Figure data in JSON:
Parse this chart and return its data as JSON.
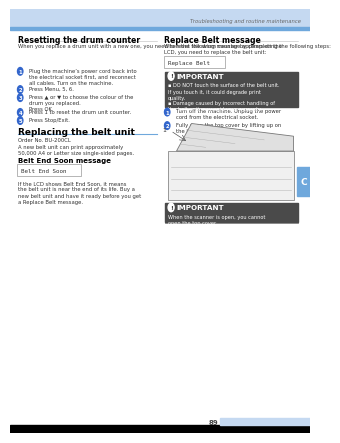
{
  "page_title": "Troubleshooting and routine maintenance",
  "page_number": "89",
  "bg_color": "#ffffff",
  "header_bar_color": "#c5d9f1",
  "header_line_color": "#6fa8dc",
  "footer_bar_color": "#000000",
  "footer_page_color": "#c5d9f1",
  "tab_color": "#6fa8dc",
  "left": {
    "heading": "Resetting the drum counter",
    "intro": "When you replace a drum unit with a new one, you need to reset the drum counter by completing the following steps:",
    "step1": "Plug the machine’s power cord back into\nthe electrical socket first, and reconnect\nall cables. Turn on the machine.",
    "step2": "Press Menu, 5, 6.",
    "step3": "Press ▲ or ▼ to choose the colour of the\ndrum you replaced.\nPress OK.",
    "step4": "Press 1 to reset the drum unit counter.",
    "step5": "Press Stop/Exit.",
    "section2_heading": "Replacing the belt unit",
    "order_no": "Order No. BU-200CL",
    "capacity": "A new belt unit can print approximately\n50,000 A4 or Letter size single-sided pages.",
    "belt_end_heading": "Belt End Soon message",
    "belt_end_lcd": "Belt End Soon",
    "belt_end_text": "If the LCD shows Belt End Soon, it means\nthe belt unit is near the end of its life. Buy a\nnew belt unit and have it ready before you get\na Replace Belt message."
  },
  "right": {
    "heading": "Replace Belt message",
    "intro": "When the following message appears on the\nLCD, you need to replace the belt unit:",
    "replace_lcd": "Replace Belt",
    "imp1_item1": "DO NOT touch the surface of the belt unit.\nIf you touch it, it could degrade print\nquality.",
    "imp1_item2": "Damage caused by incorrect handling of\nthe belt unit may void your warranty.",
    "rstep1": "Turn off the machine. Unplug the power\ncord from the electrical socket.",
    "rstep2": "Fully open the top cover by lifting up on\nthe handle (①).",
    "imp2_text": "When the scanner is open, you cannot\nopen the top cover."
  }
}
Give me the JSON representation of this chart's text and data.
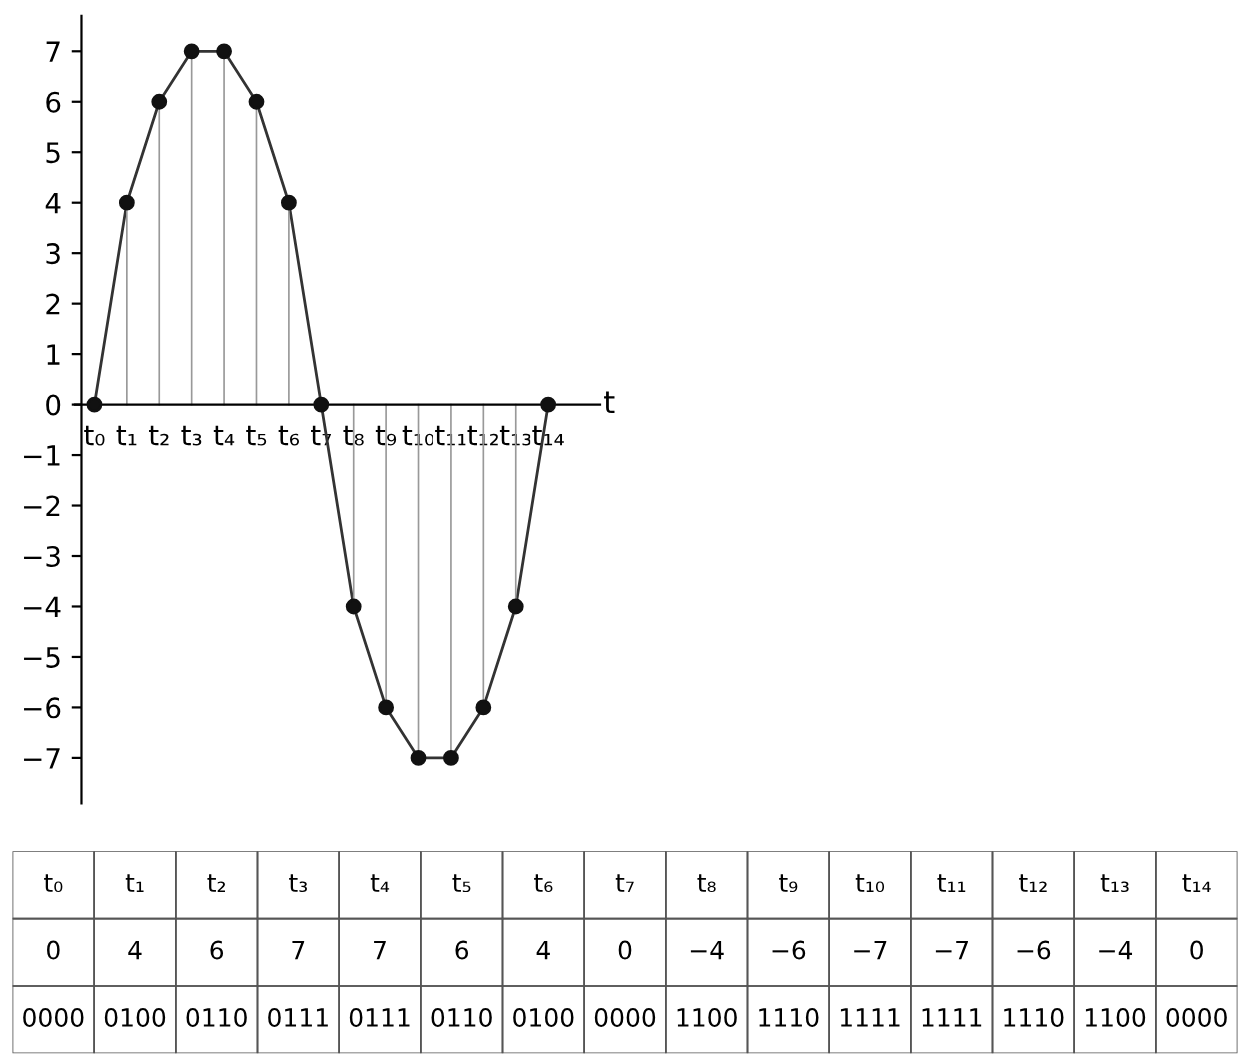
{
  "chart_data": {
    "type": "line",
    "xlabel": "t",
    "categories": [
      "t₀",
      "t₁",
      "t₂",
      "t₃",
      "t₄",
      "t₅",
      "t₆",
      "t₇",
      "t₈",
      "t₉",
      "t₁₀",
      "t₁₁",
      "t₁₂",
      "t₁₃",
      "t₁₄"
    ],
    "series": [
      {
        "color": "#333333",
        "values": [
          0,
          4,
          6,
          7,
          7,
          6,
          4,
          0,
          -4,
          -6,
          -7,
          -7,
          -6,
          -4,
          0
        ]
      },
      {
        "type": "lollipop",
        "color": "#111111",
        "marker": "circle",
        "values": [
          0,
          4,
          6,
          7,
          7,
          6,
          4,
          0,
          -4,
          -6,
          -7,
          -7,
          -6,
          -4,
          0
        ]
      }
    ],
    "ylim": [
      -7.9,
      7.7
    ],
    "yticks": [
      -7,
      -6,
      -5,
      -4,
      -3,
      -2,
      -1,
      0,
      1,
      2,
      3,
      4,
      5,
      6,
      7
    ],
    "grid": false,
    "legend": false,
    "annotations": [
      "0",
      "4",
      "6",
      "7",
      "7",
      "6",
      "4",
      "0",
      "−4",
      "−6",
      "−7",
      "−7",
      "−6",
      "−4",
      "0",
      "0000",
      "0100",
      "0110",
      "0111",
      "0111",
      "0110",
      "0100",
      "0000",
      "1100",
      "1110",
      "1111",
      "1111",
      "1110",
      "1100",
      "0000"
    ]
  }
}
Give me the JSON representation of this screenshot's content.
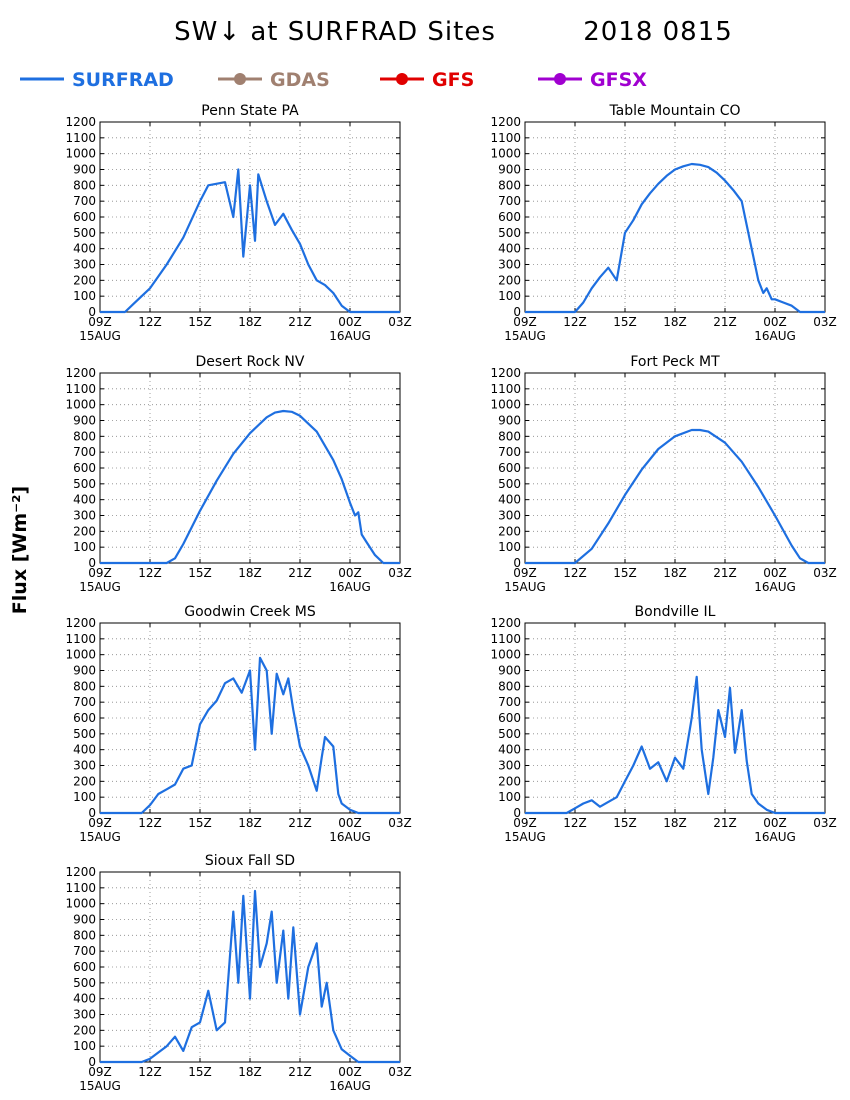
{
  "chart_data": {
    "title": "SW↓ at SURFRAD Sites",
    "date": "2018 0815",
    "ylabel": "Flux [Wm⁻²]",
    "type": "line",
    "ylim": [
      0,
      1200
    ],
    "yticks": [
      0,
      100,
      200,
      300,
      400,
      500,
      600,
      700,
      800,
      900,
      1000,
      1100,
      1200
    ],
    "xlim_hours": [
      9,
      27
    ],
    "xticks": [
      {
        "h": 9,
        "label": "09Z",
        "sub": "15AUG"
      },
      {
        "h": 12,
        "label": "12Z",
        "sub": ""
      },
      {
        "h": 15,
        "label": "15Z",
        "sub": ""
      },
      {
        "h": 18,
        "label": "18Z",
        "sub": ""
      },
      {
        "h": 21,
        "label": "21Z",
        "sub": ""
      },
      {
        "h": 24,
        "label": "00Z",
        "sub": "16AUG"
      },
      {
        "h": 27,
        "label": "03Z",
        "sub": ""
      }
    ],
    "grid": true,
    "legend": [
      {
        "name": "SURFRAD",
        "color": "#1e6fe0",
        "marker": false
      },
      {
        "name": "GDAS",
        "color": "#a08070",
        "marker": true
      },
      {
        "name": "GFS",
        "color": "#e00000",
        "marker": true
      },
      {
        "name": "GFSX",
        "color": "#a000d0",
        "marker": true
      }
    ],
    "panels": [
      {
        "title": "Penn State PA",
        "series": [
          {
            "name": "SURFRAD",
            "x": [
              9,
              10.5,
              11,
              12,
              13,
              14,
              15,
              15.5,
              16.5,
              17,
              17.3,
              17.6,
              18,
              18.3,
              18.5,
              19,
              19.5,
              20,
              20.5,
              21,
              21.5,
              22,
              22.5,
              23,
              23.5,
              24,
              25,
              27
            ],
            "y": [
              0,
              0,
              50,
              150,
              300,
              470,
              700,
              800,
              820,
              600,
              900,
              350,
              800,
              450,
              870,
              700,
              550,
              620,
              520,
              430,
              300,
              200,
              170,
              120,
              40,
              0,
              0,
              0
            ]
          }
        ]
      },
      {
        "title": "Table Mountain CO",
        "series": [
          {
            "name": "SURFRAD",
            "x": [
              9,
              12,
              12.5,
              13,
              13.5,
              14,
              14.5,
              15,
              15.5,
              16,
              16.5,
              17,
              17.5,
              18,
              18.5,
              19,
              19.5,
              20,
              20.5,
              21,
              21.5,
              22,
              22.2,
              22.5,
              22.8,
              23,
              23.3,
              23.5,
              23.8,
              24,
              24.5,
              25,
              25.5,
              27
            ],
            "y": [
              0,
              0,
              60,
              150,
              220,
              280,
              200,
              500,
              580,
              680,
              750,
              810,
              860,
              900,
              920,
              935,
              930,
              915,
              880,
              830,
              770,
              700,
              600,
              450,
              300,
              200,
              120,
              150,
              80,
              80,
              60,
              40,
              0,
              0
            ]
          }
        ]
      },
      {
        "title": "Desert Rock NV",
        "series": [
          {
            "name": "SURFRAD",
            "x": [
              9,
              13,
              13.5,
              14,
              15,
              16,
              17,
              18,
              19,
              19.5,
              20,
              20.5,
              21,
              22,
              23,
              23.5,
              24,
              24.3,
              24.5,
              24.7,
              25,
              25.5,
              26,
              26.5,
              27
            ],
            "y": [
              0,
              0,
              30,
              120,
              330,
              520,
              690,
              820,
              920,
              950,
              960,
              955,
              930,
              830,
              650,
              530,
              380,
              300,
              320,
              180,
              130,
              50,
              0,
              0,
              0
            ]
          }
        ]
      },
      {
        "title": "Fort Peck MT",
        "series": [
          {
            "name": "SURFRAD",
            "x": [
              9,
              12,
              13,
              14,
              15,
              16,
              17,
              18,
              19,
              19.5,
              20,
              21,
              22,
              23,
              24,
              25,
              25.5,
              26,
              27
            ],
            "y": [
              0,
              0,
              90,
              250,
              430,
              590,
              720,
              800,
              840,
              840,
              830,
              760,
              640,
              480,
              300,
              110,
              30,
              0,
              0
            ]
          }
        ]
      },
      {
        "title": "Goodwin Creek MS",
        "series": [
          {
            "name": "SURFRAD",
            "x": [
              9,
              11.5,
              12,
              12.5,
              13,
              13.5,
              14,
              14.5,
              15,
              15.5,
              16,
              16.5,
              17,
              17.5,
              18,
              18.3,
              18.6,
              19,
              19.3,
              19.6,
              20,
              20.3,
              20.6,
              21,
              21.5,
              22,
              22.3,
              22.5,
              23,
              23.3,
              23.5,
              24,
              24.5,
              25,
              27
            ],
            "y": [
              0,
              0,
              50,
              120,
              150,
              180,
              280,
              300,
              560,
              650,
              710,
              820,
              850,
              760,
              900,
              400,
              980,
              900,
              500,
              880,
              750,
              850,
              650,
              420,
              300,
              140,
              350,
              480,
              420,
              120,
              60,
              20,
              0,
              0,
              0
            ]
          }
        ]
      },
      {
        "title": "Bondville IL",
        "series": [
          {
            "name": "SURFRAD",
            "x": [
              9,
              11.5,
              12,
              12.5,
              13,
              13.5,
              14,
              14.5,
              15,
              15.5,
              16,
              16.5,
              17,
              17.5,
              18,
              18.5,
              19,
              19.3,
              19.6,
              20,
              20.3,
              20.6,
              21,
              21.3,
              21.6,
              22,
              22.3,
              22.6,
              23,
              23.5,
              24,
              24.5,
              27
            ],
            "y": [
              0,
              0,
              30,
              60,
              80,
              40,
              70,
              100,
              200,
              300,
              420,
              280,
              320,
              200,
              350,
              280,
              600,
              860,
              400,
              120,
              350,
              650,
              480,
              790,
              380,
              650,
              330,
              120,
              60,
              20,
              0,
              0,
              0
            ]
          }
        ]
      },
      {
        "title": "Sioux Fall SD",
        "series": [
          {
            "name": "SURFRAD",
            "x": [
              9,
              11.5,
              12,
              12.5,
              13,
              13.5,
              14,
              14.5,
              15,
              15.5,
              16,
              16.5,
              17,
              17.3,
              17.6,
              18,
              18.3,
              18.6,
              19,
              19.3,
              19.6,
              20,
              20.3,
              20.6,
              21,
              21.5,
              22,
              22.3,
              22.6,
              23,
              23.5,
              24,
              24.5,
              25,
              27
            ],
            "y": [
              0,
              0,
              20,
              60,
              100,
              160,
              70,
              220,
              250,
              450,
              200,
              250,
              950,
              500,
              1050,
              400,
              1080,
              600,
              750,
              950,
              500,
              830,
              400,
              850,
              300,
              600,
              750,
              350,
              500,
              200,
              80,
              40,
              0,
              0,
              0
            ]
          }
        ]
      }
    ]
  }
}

GOAL: Sift the material for lines with the string "representation". Copy each one found.

EXERCISE RESULT:
Give me the JSON representation of this chart's text and data.
Give me the JSON representation of this screenshot's content.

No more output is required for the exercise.